__Description of the task__:
Set down all of the data exactly as it appears.

__Material provided__:

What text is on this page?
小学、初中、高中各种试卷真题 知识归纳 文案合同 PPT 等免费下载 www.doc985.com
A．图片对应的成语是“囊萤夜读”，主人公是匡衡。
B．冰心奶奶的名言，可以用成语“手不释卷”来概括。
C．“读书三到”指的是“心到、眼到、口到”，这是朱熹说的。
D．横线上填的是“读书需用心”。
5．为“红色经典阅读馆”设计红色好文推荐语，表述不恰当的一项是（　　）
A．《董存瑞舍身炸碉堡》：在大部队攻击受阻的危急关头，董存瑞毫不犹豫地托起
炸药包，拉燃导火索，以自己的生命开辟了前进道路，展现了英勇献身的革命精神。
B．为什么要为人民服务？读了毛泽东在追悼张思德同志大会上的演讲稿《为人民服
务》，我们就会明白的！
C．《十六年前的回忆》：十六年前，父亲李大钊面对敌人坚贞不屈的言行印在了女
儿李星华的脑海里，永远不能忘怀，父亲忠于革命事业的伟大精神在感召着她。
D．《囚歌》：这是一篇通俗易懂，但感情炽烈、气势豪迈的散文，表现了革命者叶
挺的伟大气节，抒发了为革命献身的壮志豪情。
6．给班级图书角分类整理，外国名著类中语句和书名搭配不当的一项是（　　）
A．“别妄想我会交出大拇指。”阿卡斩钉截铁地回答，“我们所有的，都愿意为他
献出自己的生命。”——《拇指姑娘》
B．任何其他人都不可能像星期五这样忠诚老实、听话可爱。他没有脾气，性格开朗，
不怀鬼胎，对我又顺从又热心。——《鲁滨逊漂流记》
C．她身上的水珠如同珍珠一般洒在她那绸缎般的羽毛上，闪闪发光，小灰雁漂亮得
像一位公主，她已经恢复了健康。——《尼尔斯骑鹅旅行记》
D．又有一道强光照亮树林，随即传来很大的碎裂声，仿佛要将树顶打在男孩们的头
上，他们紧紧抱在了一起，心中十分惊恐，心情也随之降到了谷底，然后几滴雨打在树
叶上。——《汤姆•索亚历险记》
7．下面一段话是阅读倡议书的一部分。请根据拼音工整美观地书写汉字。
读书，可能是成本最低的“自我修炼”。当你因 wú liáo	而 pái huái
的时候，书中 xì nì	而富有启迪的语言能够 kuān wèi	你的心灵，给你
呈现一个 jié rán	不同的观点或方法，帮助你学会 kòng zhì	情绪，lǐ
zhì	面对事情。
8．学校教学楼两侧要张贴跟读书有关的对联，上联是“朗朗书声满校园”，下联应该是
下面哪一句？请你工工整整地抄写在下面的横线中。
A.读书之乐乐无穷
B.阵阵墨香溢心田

__Exercise answer__:
What text is on this page?
小学、初中、高中各种试卷真题 知识归纳 文案合同 PPT 等免费下载 www.doc985.com
A．图片对应的成语是“囊萤夜读”，主人公是匡衡。
B．冰心奶奶的名言，可以用成语“手不释卷”来概括。
C．“读书三到”指的是“心到、眼到、口到”，这是朱熹说的。
D．横线上填的是“读书需用心”。
5．为“红色经典阅读馆”设计红色好文推荐语，表述不恰当的一项是（　　）
A．《董存瑞舍身炸碉堡》：在大部队攻击受阻的危急关头，董存瑞毫不犹豫地托起
炸药包，拉燃导火索，以自己的生命开辟了前进道路，展现了英勇献身的革命精神。
B．为什么要为人民服务？读了毛泽东在追悼张思德同志大会上的演讲稿《为人民服
务》，我们就会明白的！
C．《十六年前的回忆》：十六年前，父亲李大钊面对敌人坚贞不屈的言行印在了女
儿李星华的脑海里，永远不能忘怀，父亲忠于革命事业的伟大精神在感召着她。
D．《囚歌》：这是一篇通俗易懂，但感情炽烈、气势豪迈的散文，表现了革命者叶
挺的伟大气节，抒发了为革命献身的壮志豪情。
6．给班级图书角分类整理，外国名著类中语句和书名搭配不当的一项是（　　）
A．“别妄想我会交出大拇指。”阿卡斩钉截铁地回答，“我们所有的，都愿意为他
献出自己的生命。”——《拇指姑娘》
B．任何其他人都不可能像星期五这样忠诚老实、听话可爱。他没有脾气，性格开朗，
不怀鬼胎，对我又顺从又热心。——《鲁滨逊漂流记》
C．她身上的水珠如同珍珠一般洒在她那绸缎般的羽毛上，闪闪发光，小灰雁漂亮得
像一位公主，她已经恢复了健康。——《尼尔斯骑鹅旅行记》
D．又有一道强光照亮树林，随即传来很大的碎裂声，仿佛要将树顶打在男孩们的头
上，他们紧紧抱在了一起，心中十分惊恐，心情也随之降到了谷底，然后几滴雨打在树
叶上。——《汤姆•索亚历险记》
7．下面一段话是阅读倡议书的一部分。请根据拼音工整美观地书写汉字。
读书，可能是成本最低的“自我修炼”。当你因 wú liáo	而 pái huái
的时候，书中 xì nì	而富有启迪的语言能够 kuān wèi	你的心灵，给你
呈现一个 jié rán	不同的观点或方法，帮助你学会 kòng zhì	情绪，lǐ
zhì	面对事情。
8．学校教学楼两侧要张贴跟读书有关的对联，上联是“朗朗书声满校园”，下联应该是
下面哪一句？请你工工整整地抄写在下面的横线中。
A.读书之乐乐无穷
B.阵阵墨香溢心田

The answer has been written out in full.